(Dataset listings of figures)
----

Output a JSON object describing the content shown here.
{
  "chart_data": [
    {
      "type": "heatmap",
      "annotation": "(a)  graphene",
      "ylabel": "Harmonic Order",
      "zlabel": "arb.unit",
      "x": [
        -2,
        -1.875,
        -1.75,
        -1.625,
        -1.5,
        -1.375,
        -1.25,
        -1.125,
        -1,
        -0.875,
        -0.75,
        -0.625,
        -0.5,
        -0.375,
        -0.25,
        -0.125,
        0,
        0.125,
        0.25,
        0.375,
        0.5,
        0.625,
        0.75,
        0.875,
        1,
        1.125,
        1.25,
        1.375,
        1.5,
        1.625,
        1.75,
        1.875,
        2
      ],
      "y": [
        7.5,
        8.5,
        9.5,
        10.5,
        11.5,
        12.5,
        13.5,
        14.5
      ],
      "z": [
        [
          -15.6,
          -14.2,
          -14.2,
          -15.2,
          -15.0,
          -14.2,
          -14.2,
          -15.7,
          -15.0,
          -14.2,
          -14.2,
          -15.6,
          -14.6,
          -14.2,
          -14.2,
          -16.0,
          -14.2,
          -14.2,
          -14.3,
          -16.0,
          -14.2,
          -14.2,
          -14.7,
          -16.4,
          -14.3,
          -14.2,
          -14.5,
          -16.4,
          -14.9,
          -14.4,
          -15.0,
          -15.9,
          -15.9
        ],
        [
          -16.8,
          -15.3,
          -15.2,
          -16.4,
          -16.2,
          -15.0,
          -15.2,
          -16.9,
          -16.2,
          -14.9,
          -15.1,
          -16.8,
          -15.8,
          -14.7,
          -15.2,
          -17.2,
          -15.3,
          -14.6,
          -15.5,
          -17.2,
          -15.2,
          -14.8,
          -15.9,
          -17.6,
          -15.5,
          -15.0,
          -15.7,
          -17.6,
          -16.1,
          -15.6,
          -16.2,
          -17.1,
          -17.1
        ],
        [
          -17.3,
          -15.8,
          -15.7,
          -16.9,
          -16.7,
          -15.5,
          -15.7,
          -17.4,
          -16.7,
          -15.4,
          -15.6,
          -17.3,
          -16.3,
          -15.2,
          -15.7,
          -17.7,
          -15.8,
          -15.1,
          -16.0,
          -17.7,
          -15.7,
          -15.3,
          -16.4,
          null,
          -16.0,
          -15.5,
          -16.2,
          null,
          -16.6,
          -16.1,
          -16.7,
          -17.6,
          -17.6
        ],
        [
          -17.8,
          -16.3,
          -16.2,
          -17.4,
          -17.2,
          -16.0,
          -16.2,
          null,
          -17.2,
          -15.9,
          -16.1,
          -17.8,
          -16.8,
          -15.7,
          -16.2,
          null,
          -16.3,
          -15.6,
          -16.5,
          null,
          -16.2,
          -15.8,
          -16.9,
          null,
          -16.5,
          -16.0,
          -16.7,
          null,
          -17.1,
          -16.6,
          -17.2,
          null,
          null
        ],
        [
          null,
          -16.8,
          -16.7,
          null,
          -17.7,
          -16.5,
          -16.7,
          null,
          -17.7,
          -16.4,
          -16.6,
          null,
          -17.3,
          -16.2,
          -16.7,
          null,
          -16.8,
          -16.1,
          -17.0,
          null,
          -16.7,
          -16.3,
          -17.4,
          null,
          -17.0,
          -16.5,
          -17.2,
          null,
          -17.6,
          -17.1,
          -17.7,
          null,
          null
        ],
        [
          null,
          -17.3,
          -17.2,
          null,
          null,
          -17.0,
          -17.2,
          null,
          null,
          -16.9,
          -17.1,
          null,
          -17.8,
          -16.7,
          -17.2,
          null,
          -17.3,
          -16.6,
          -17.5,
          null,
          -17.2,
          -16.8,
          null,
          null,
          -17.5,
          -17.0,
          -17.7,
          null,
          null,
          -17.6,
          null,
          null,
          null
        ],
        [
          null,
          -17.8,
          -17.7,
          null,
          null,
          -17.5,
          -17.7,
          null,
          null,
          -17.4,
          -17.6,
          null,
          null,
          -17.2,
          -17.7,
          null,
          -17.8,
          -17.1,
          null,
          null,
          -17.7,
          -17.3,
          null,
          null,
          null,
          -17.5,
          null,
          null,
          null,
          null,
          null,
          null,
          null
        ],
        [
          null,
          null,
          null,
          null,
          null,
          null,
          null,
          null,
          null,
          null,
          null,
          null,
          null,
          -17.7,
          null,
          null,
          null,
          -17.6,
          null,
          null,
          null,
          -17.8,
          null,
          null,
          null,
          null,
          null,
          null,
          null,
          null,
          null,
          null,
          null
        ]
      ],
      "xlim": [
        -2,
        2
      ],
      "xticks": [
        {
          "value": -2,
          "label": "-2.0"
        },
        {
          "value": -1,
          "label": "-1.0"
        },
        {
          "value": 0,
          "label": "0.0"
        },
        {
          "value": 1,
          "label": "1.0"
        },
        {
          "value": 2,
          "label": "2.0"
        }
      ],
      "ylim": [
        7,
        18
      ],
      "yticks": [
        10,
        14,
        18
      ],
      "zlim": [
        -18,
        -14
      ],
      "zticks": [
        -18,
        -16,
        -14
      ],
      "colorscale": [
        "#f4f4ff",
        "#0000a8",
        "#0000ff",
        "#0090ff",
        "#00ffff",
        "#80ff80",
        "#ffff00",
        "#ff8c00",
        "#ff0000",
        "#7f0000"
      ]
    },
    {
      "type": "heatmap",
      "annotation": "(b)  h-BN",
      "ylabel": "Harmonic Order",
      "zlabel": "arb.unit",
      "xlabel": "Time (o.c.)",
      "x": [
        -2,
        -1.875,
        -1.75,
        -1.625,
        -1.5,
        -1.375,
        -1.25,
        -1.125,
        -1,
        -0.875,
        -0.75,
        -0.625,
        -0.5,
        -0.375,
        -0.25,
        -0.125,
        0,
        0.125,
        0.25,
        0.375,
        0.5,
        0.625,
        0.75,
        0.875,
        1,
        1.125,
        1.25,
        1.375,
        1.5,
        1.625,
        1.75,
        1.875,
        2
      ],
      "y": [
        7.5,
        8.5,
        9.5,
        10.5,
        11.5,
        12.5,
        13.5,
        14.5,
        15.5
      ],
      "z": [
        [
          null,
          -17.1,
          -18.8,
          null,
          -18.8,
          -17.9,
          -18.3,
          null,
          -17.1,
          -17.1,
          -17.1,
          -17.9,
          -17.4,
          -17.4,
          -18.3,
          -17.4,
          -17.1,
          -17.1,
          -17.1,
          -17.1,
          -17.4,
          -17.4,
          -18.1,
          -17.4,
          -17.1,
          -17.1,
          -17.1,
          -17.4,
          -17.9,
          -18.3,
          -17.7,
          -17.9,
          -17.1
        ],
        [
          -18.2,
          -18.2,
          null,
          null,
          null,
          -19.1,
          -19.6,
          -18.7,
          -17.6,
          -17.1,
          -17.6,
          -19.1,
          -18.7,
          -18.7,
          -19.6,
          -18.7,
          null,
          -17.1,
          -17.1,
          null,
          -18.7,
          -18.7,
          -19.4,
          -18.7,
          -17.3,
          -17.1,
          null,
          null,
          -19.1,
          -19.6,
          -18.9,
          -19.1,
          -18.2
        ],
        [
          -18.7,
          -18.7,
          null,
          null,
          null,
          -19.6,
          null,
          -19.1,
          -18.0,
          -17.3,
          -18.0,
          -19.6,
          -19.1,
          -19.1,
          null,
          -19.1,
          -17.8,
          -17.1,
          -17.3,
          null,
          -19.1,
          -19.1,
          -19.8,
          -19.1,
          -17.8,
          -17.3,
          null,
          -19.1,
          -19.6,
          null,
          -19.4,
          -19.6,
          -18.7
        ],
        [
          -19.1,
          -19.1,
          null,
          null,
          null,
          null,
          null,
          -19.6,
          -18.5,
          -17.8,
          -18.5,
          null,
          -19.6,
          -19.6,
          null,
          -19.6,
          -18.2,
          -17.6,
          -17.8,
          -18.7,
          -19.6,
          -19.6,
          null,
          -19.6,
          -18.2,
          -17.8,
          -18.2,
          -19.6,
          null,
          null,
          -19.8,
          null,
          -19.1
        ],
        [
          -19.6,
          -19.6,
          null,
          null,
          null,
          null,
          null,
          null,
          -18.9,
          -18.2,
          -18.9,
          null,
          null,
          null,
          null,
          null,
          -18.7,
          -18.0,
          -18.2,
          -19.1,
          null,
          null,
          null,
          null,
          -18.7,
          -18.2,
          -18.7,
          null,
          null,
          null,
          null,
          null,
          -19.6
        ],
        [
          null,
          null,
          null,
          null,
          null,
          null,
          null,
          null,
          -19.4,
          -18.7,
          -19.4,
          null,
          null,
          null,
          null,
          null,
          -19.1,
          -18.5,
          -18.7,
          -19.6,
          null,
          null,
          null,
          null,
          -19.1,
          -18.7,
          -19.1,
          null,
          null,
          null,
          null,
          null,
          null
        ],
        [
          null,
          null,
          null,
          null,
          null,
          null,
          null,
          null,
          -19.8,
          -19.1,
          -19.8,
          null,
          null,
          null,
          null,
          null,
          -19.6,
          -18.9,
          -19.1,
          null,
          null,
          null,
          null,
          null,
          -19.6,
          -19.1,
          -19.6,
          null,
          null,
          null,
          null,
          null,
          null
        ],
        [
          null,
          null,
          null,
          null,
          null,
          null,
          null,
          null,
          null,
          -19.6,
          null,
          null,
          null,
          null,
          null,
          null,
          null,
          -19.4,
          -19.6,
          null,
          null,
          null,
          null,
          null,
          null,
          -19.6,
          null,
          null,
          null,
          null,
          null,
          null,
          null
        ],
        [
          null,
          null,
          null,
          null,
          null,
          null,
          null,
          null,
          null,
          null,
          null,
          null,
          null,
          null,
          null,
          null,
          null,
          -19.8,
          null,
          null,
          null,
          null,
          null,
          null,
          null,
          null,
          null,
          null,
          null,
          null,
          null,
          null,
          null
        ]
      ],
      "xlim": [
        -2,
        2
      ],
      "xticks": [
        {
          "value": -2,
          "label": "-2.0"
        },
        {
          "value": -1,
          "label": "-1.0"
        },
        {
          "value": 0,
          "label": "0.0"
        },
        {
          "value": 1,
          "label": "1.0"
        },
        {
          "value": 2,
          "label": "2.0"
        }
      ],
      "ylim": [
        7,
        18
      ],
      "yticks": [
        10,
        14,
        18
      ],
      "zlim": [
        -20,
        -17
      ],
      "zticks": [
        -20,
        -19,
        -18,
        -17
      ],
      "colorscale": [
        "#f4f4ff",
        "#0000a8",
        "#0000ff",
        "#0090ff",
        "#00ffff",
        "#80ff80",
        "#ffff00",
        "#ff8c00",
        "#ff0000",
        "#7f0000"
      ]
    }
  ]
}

----

▶ **Requirement**: Identify each line in the records above that contains the word "annotation", and copy it out in full.

▶ **Worked answer**:
      "annotation": "(a)  graphene",
      "annotation": "(b)  h-BN",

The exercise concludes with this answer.